_Exercise brief_: Go through the material below, count the lines with the word "Médicales", and reply with the count alone.

_Recorded data_:
---

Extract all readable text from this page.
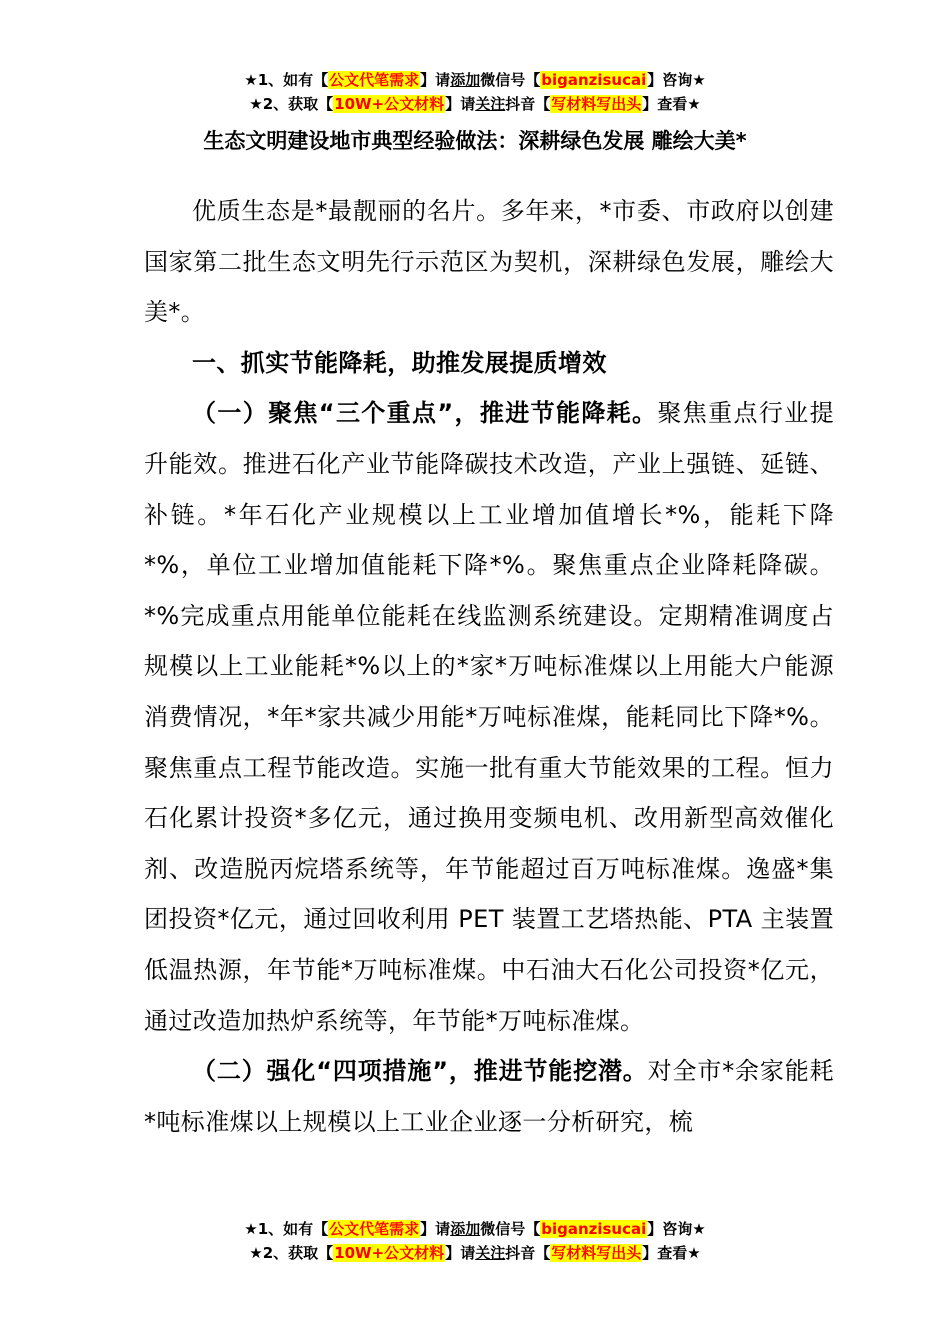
★1、如有【公文代笔需求】请添加微信号【biganzisucai】咨询★
★2、获取【10W+公文材料】请关注抖音【写材料写出头】查看★
生态文明建设地市典型经验做法：深耕绿色发展 雕绘大美*

优质生态是*最靓丽的名片。多年来，*市委、市政府以创建国家第二批生态文明先行示范区为契机，深耕绿色发展，雕绘大美*。

一、抓实节能降耗，助推发展提质增效

（一）聚焦“三个重点”，推进节能降耗。聚焦重点行业提升能效。推进石化产业节能降碳技术改造，产业上强链、延链、补链。*年石化产业规模以上工业增加值增长*%，能耗下降*%，单位工业增加值能耗下降*%。聚焦重点企业降耗降碳。*%完成重点用能单位能耗在线监测系统建设。定期精准调度占规模以上工业能耗*%以上的*家*万吨标准煤以上用能大户能源消费情况，*年*家共减少用能*万吨标准煤，能耗同比下降*%。聚焦重点工程节能改造。实施一批有重大节能效果的工程。恒力石化累计投资*多亿元，通过换用变频电机、改用新型高效催化剂、改造脱丙烷塔系统等，年节能超过百万吨标准煤。逸盛*集团投资*亿元，通过回收利用 PET 装置工艺塔热能、PTA 主装置低温热源，年节能*万吨标准煤。中石油大石化公司投资*亿元，通过改造加热炉系统等，年节能*万吨标准煤。

（二）强化“四项措施”，推进节能挖潜。对全市*余家能耗*吨标准煤以上规模以上工业企业逐一分析研究，梳

★1、如有【公文代笔需求】请添加微信号【biganzisucai】咨询★
★2、获取【10W+公文材料】请关注抖音【写材料写出头】查看★
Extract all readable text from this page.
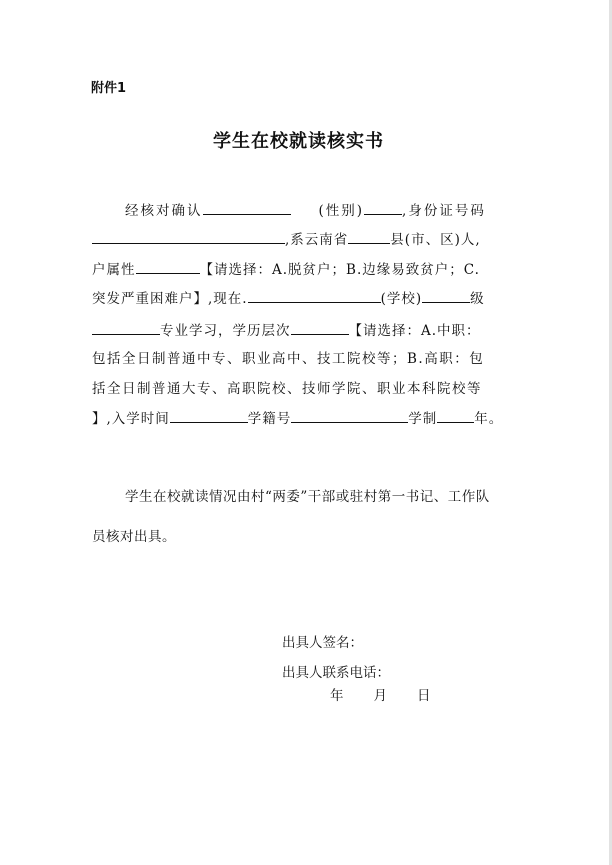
附件1
学生在校就读核实书
经核对确认	(性别)	,身份证号码
,系云南省	县(市、区)人,
户属性	【请选择：A.脱贫户；B.边缘易致贫户；C.
突发严重困难户】,现在.	(学校)	级
专业学习，学历层次	【请选择：A.中职：
包括全日制普通中专、职业高中、技工院校等；B.高职：包
括全日制普通大专、高职院校、技师学院、职业本科院校等
】,入学时间	学籍号	学制	年。
学生在校就读情况由村“两委”干部或驻村第一书记、工作队
员核对出具。
出具人签名：
出具人联系电话：
年 月 日
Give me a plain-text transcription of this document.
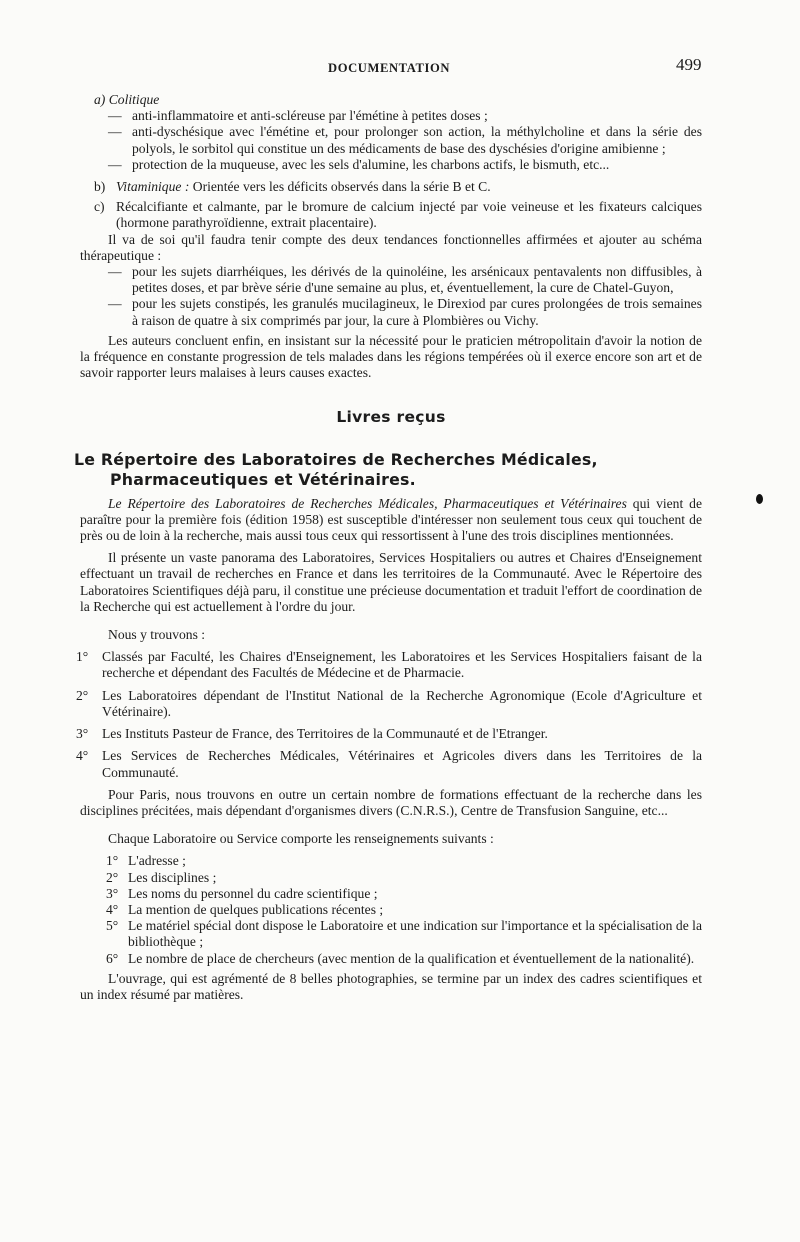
DOCUMENTATION	499

a) Colitique

— anti-inflammatoire et anti-scléreuse par l'émétine à petites doses ;

— anti-dyschésique avec l'émétine et, pour prolonger son action, la méthylcholine et dans la série des polyols, le sorbitol qui constitue un des médicaments de base des dyschésies d'origine amibienne ;

— protection de la muqueuse, avec les sels d'alumine, les charbons actifs, le bismuth, etc...

b) Vitaminique : Orientée vers les déficits observés dans la série B et C.

c) Récalcifiante et calmante, par le bromure de calcium injecté par voie veineuse et les fixateurs calciques (hormone parathyroïdienne, extrait placentaire).

Il va de soi qu'il faudra tenir compte des deux tendances fonctionnelles affirmées et ajouter au schéma thérapeutique :

— pour les sujets diarrhéiques, les dérivés de la quinoléine, les arsénicaux pentavalents non diffusibles, à petites doses, et par brève série d'une semaine au plus, et, éventuellement, la cure de Chatel-Guyon,

— pour les sujets constipés, les granulés mucilagineux, le Direxiod par cures prolongées de trois semaines à raison de quatre à six comprimés par jour, la cure à Plombières ou Vichy.

Les auteurs concluent enfin, en insistant sur la nécessité pour le praticien métropolitain d'avoir la notion de la fréquence en constante progression de tels malades dans les régions tempérées où il exerce encore son art et de savoir rapporter leurs malaises à leurs causes exactes.

Livres reçus
Le Répertoire des Laboratoires de Recherches Médicales, Pharmaceutiques et Vétérinaires.

Le Répertoire des Laboratoires de Recherches Médicales, Pharmaceutiques et Vétérinaires qui vient de paraître pour la première fois (édition 1958) est susceptible d'intéresser non seulement tous ceux qui touchent de près ou de loin à la recherche, mais aussi tous ceux qui ressortissent à l'une des trois disciplines mentionnées.

Il présente un vaste panorama des Laboratoires, Services Hospitaliers ou autres et Chaires d'Enseignement effectuant un travail de recherches en France et dans les territoires de la Communauté. Avec le Répertoire des Laboratoires Scientifiques déjà paru, il constitue une précieuse documentation et traduit l'effort de coordination de la Recherche qui est actuellement à l'ordre du jour.

Nous y trouvons :

1° Classés par Faculté, les Chaires d'Enseignement, les Laboratoires et les Services Hospitaliers faisant de la recherche et dépendant des Facultés de Médecine et de Pharmacie.

2° Les Laboratoires dépendant de l'Institut National de la Recherche Agronomique (Ecole d'Agriculture et Vétérinaire).

3° Les Instituts Pasteur de France, des Territoires de la Communauté et de l'Etranger.

4° Les Services de Recherches Médicales, Vétérinaires et Agricoles divers dans les Territoires de la Communauté.

Pour Paris, nous trouvons en outre un certain nombre de formations effectuant de la recherche dans les disciplines précitées, mais dépendant d'organismes divers (C.N.R.S.), Centre de Transfusion Sanguine, etc...

Chaque Laboratoire ou Service comporte les renseignements suivants :

1° L'adresse ;

2° Les disciplines ;

3° Les noms du personnel du cadre scientifique ;

4° La mention de quelques publications récentes ;

5° Le matériel spécial dont dispose le Laboratoire et une indication sur l'importance et la spécialisation de la bibliothèque ;

6° Le nombre de place de chercheurs (avec mention de la qualification et éventuellement de la nationalité).

L'ouvrage, qui est agrémenté de 8 belles photographies, se termine par un index des cadres scientifiques et un index résumé par matières.
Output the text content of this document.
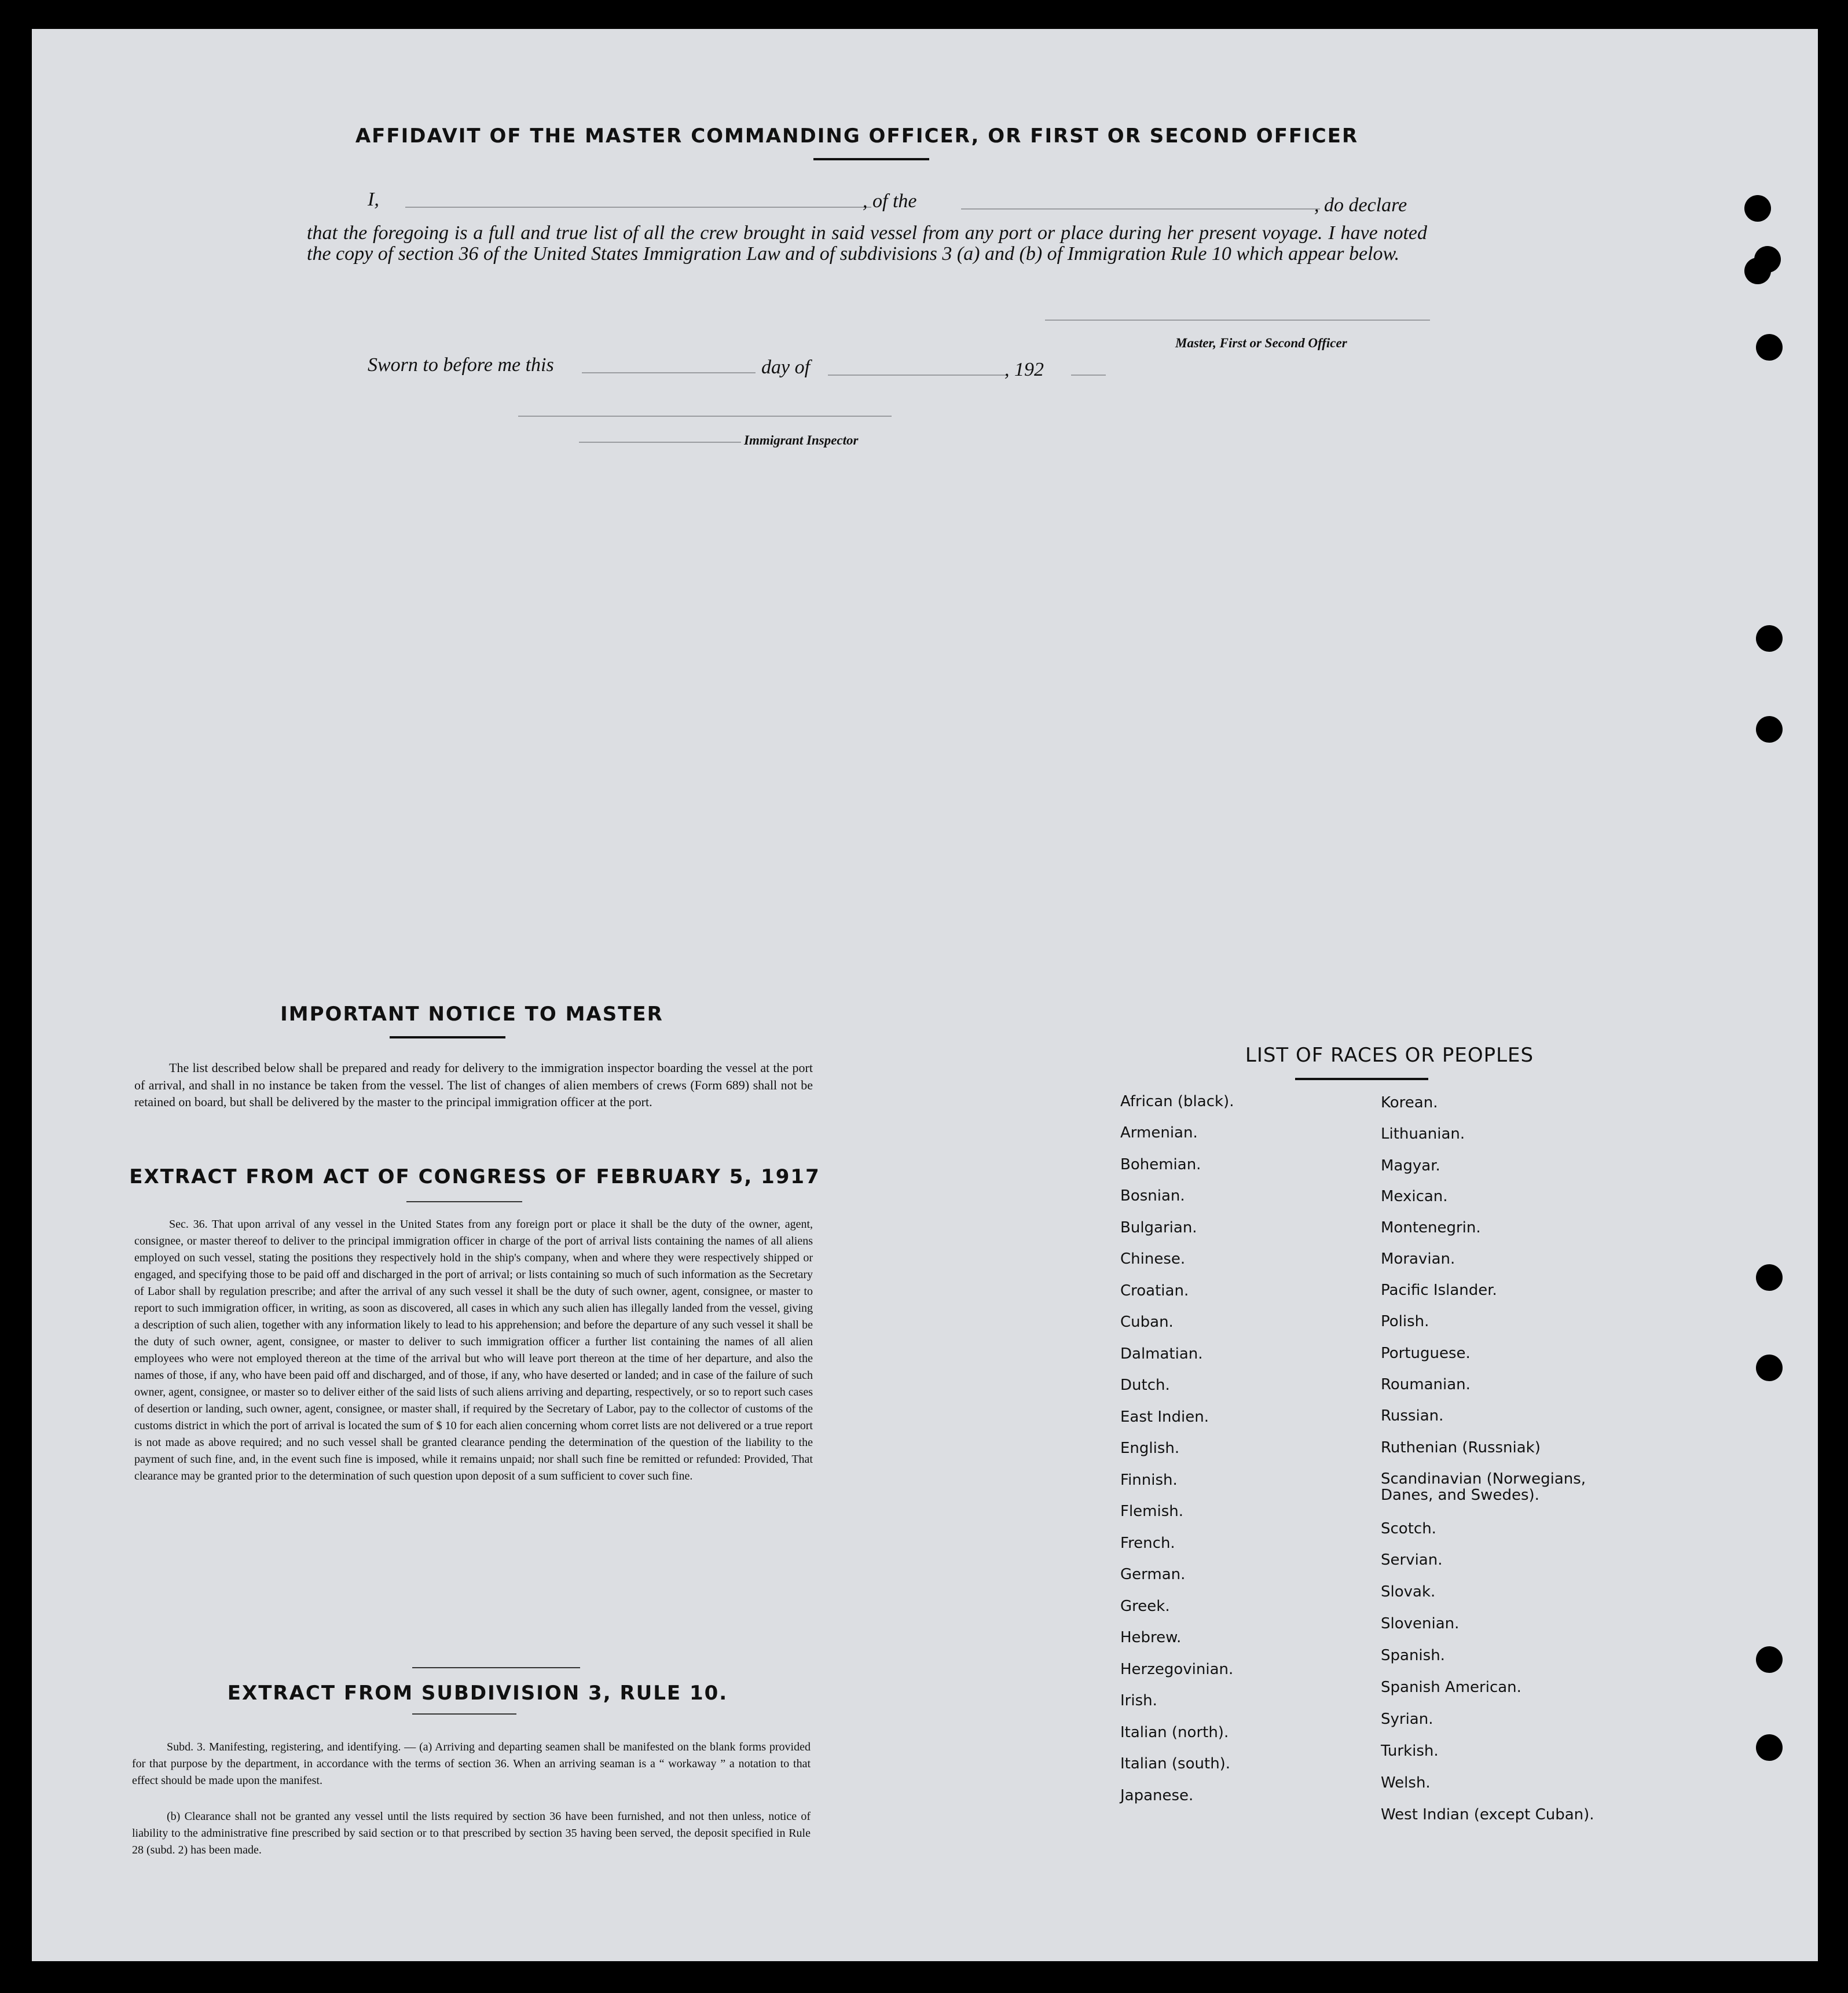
AFFIDAVIT OF THE MASTER COMMANDING OFFICER, OR FIRST OR SECOND OFFICER
I,	, of the	, do declare
that the foregoing is a full and true list of all the crew brought in said vessel from any port or place during her present voyage. I have noted the copy of section 36 of the United States Immigration Law and of subdivisions 3 (a) and (b) of Immigration Rule 10 which appear below.
Master, First or Second Officer
Sworn to before me this	day of	, 192
Immigrant Inspector
IMPORTANT NOTICE TO MASTER
The list described below shall be prepared and ready for delivery to the immigration inspector boarding the vessel at the port of arrival, and shall in no instance be taken from the vessel. The list of changes of alien members of crews (Form 689) shall not be retained on board, but shall be delivered by the master to the principal immigration officer at the port.
EXTRACT FROM ACT OF CONGRESS OF FEBRUARY 5, 1917
Sec. 36. That upon arrival of any vessel in the United States from any foreign port or place it shall be the duty of the owner, agent, consignee, or master thereof to deliver to the principal immigration officer in charge of the port of arrival lists containing the names of all aliens employed on such vessel, stating the positions they respectively hold in the ship's company, when and where they were respectively shipped or engaged, and specifying those to be paid off and discharged in the port of arrival; or lists containing so much of such information as the Secretary of Labor shall by regulation prescribe; and after the arrival of any such vessel it shall be the duty of such owner, agent, consignee, or master to report to such immigration officer, in writing, as soon as discovered, all cases in which any such alien has illegally landed from the vessel, giving a description of such alien, together with any information likely to lead to his apprehension; and before the departure of any such vessel it shall be the duty of such owner, agent, consignee, or master to deliver to such immigration officer a further list containing the names of all alien employees who were not employed thereon at the time of the arrival but who will leave port thereon at the time of her departure, and also the names of those, if any, who have been paid off and discharged, and of those, if any, who have deserted or landed; and in case of the failure of such owner, agent, consignee, or master so to deliver either of the said lists of such aliens arriving and departing, respectively, or so to report such cases of desertion or landing, such owner, agent, consignee, or master shall, if required by the Secretary of Labor, pay to the collector of customs of the customs district in which the port of arrival is located the sum of $ 10 for each alien concerning whom corret lists are not delivered or a true report is not made as above required; and no such vessel shall be granted clearance pending the determination of the question of the liability to the payment of such fine, and, in the event such fine is imposed, while it remains unpaid; nor shall such fine be remitted or refunded: Provided, That clearance may be granted prior to the determination of such question upon deposit of a sum sufficient to cover such fine.
EXTRACT FROM SUBDIVISION 3, RULE 10.
Subd. 3. Manifesting, registering, and identifying. — (a) Arriving and departing seamen shall be manifested on the blank forms provided for that purpose by the department, in accordance with the terms of section 36. When an arriving seaman is a “ workaway ” a notation to that effect should be made upon the manifest.
(b) Clearance shall not be granted any vessel until the lists required by section 36 have been furnished, and not then unless, notice of liability to the administrative fine prescribed by said section or to that prescribed by section 35 having been served, the deposit specified in Rule 28 (subd. 2) has been made.
LIST OF RACES OR PEOPLES
African (black).
Armenian.
Bohemian.
Bosnian.
Bulgarian.
Chinese.
Croatian.
Cuban.
Dalmatian.
Dutch.
East Indien.
English.
Finnish.
Flemish.
French.
German.
Greek.
Hebrew.
Herzegovinian.
Irish.
Italian (north).
Italian (south).
Japanese.
Korean.
Lithuanian.
Magyar.
Mexican.
Montenegrin.
Moravian.
Pacific Islander.
Polish.
Portuguese.
Roumanian.
Russian.
Ruthenian (Russniak)
Scandinavian (Norwegians, Danes, and Swedes).
Scotch.
Servian.
Slovak.
Slovenian.
Spanish.
Spanish American.
Syrian.
Turkish.
Welsh.
West Indian (except Cuban).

---

_Answer for this exercise_: 3